▽

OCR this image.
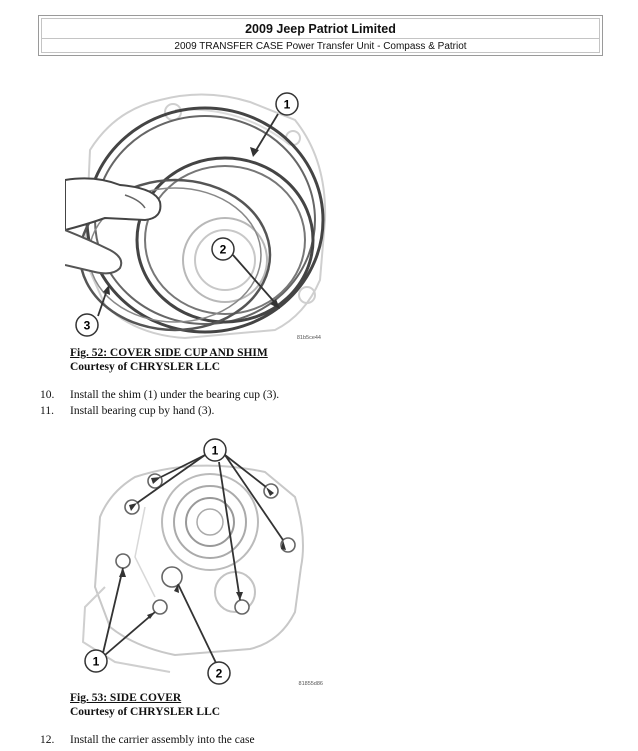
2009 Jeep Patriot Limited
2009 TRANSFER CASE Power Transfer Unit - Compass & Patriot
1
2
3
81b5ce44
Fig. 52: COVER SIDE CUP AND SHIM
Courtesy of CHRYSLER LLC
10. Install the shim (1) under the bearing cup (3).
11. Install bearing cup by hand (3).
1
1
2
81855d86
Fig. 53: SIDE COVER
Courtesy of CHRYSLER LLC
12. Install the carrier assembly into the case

△
▽

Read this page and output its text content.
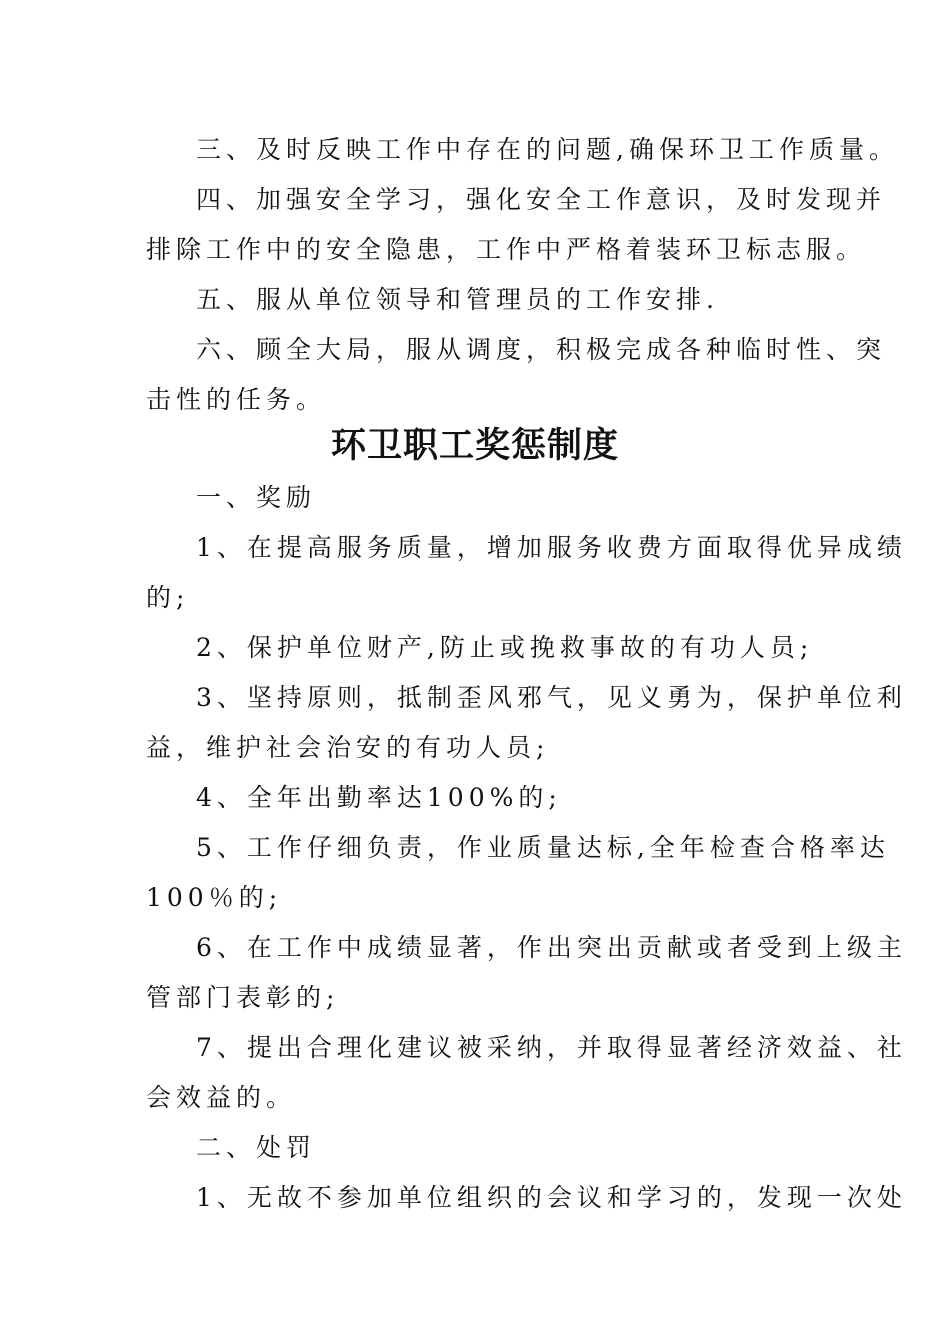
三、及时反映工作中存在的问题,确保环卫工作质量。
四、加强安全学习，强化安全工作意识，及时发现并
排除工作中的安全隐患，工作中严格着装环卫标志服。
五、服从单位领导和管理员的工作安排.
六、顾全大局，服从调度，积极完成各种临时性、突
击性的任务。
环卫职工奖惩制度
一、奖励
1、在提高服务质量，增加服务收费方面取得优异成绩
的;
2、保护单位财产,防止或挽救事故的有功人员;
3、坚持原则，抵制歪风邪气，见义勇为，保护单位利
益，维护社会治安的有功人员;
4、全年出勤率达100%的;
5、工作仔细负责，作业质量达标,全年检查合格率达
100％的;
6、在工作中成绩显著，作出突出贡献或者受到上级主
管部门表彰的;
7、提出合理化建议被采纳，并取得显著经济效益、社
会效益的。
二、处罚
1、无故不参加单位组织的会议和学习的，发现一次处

△

§ What you have to do
List every line above containing the word "Install".

§ Final result
10. Install the shim (1) under the bearing cup (3).
11. Install bearing cup by hand (3).
12. Install the carrier assembly into the case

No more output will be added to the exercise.